• [WHAT THIS TASK INVOLVES]:
Report, as a bare number, how many lines hold "selling".

▼▼▼

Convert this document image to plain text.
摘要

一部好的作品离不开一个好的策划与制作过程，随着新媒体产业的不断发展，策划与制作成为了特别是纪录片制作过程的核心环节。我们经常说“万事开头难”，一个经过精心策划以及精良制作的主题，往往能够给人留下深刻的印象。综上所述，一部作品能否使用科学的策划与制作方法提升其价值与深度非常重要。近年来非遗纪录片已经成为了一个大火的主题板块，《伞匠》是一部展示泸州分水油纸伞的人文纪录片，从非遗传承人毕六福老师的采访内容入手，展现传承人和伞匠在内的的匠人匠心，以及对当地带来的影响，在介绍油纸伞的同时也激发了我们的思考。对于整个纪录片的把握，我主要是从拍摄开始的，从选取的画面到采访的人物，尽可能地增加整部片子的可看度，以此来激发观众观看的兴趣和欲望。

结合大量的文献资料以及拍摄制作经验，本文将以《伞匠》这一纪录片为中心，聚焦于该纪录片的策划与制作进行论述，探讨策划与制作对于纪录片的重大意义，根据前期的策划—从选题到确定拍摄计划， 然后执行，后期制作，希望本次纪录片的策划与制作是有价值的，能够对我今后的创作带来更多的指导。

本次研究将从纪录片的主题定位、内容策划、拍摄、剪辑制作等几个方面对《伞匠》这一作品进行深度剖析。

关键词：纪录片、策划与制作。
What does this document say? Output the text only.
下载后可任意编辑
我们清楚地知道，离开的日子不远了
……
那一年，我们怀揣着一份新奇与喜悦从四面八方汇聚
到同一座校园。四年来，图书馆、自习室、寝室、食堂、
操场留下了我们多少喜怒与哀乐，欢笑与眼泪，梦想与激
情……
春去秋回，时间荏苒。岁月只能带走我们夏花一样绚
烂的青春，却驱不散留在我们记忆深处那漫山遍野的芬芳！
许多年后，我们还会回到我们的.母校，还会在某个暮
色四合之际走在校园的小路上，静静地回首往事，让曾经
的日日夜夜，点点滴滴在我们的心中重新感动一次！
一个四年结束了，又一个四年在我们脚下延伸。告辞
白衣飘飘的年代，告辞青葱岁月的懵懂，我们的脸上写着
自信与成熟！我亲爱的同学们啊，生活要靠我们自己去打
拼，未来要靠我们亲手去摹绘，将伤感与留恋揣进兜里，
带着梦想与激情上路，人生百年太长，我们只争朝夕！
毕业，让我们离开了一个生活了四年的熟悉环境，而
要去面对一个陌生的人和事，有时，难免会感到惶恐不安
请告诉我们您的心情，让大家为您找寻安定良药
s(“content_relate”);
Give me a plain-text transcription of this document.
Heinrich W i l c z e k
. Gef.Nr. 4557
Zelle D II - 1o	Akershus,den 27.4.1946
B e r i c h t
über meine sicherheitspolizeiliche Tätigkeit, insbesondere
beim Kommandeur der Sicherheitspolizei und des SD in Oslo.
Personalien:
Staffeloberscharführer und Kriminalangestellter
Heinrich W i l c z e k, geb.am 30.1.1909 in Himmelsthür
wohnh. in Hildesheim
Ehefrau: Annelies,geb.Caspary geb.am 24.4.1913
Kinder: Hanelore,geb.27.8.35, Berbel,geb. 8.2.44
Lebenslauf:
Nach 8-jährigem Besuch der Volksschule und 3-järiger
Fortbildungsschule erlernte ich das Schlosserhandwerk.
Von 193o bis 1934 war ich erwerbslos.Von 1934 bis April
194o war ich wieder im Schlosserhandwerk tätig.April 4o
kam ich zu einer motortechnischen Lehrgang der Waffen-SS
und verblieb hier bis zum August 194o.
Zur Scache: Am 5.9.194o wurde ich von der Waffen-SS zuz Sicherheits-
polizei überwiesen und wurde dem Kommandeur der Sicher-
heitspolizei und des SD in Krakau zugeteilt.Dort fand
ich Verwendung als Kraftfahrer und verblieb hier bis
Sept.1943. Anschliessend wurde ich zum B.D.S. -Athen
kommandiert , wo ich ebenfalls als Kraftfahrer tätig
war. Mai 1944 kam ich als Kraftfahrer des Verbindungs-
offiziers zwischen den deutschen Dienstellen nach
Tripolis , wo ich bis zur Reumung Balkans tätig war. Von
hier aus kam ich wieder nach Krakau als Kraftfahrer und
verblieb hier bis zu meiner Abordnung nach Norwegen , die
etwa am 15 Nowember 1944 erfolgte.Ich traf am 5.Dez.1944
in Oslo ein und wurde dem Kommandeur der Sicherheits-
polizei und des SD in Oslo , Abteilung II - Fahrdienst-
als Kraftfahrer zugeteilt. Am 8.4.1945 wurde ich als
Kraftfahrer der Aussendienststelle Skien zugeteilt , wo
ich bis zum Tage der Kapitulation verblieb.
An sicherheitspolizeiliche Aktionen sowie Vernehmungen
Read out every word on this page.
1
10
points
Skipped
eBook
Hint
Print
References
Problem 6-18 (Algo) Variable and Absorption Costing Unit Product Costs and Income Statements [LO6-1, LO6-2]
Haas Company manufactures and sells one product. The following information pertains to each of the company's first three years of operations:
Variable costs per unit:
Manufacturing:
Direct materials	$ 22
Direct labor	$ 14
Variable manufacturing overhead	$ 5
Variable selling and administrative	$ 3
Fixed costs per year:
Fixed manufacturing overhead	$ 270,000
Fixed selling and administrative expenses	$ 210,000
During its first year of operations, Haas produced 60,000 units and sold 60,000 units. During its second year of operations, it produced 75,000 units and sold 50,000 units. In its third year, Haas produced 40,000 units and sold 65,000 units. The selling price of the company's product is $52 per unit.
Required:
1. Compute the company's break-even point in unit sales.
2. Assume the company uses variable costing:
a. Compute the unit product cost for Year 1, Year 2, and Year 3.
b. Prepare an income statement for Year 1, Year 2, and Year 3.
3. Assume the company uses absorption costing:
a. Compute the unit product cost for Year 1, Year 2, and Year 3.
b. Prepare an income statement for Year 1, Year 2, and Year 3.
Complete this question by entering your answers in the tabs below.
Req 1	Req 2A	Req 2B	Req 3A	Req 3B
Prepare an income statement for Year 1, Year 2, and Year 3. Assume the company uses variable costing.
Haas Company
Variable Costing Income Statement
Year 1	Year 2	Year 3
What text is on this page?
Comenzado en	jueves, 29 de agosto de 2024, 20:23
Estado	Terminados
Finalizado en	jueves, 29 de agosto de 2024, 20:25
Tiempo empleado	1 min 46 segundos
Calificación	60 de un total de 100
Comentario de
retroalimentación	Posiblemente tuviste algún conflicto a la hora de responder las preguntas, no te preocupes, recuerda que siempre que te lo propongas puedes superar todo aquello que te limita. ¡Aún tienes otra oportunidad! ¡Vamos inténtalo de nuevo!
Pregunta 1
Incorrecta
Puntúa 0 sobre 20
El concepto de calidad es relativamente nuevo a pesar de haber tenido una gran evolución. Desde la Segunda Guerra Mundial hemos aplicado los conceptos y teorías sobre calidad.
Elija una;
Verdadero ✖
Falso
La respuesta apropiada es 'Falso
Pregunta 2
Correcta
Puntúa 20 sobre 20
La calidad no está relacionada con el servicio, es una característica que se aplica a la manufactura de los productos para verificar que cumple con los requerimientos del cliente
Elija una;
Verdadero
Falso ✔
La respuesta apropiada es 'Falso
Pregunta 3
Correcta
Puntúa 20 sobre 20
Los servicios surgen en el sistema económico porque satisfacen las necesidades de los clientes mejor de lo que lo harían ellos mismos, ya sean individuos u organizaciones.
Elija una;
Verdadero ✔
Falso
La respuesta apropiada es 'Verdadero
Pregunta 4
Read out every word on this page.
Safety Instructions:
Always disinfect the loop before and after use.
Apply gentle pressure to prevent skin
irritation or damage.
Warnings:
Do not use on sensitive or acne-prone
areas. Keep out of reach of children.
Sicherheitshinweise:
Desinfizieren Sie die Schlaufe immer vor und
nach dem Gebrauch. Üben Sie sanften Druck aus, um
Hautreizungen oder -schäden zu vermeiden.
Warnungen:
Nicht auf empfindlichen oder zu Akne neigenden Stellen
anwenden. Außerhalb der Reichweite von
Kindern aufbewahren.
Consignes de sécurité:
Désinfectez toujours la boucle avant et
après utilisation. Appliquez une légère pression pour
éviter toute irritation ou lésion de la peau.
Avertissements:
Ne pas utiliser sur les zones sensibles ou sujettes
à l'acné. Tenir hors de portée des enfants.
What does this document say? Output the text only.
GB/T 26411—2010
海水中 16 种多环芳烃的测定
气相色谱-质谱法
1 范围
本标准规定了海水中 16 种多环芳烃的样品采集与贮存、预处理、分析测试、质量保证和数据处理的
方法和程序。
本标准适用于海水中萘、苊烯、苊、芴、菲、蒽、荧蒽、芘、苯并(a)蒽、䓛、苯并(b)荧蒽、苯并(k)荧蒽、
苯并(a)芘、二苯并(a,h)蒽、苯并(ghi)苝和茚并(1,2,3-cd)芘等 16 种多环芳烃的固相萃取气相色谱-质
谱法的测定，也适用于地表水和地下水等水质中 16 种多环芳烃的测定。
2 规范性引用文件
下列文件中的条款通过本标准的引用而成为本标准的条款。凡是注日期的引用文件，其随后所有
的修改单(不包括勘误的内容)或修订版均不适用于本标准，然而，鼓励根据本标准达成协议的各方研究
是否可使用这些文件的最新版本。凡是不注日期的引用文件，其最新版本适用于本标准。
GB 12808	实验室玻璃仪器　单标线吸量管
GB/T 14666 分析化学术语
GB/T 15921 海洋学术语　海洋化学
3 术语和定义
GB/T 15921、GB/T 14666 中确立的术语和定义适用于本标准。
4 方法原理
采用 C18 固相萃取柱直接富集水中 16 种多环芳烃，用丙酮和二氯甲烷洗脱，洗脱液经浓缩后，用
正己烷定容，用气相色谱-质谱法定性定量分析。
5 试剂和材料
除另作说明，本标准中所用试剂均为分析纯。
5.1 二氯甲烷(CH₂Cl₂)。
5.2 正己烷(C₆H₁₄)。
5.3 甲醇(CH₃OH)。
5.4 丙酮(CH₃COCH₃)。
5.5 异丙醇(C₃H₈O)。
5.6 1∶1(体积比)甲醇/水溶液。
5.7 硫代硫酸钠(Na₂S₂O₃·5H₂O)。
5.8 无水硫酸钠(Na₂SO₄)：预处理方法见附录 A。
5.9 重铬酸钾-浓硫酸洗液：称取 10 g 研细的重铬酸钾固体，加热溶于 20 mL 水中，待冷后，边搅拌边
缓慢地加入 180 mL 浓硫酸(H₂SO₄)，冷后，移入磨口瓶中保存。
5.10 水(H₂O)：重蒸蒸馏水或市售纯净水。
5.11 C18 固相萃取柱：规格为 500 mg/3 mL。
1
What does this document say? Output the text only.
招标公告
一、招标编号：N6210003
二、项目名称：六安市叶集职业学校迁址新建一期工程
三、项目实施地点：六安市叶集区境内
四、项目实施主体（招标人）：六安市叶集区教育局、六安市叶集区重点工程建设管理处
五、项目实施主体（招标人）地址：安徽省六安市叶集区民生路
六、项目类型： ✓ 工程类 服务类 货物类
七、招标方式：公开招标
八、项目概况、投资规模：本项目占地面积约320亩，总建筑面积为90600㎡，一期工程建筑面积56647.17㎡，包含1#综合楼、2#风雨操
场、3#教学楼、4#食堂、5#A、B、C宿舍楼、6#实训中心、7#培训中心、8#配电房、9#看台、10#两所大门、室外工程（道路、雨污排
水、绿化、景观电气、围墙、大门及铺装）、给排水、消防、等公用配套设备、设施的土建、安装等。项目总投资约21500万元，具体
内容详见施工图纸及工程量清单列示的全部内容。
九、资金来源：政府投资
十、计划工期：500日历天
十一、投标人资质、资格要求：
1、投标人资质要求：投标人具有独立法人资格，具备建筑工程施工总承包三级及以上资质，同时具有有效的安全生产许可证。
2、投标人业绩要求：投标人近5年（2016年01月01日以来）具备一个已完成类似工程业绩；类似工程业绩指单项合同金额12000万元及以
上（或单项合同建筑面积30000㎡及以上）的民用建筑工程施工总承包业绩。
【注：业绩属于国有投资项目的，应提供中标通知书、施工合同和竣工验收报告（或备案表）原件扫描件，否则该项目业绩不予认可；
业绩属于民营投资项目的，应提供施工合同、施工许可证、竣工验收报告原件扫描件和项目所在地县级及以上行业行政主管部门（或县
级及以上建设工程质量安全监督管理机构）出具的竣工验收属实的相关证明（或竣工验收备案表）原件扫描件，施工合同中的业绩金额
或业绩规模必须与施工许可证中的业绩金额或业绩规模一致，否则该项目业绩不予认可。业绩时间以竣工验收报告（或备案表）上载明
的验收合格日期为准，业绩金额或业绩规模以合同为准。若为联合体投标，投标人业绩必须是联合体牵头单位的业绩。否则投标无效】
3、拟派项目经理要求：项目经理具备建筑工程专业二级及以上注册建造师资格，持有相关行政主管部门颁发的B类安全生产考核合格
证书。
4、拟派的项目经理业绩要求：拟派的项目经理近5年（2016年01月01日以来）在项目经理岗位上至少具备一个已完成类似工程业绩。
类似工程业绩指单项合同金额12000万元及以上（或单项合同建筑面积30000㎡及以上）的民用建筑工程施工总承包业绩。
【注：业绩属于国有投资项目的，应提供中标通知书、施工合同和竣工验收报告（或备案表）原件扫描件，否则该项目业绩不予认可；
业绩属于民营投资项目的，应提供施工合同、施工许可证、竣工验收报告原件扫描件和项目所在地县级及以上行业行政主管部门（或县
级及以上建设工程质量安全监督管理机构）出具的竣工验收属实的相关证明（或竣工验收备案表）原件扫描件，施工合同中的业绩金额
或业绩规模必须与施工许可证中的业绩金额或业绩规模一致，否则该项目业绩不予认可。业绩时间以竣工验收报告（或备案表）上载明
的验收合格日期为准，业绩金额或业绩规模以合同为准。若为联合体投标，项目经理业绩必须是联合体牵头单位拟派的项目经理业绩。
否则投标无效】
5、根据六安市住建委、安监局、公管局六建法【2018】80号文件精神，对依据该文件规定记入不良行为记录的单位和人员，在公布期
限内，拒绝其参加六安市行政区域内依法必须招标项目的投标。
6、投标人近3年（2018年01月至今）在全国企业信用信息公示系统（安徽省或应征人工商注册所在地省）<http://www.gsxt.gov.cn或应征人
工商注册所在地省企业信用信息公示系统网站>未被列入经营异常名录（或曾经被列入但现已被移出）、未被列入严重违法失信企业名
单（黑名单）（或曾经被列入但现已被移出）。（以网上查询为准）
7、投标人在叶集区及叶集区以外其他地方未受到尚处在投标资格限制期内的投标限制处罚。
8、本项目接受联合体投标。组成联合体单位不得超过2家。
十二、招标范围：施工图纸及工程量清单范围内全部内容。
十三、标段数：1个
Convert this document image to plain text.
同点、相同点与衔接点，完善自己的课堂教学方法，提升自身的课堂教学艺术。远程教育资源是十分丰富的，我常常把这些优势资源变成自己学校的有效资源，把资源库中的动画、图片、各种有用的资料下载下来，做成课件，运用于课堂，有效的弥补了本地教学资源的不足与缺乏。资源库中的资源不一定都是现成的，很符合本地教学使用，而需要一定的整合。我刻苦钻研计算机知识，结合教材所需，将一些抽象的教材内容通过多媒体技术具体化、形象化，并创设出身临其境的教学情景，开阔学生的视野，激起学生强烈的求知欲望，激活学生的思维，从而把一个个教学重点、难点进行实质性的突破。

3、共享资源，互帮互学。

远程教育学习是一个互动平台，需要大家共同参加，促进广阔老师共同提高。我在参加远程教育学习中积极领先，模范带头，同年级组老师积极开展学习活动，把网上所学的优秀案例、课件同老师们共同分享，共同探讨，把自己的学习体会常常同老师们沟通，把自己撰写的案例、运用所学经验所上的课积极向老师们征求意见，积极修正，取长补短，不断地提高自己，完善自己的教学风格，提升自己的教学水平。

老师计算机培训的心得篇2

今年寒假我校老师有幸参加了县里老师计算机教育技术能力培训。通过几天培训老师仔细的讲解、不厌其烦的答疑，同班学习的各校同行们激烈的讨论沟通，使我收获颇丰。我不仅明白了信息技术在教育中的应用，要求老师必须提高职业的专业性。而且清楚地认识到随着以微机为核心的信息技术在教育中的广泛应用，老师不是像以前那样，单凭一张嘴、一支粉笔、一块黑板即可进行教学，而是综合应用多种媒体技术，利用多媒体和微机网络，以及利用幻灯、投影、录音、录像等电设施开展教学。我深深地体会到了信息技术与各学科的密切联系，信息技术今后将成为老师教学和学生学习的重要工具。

▲▲▲

• [ANSWER]:
3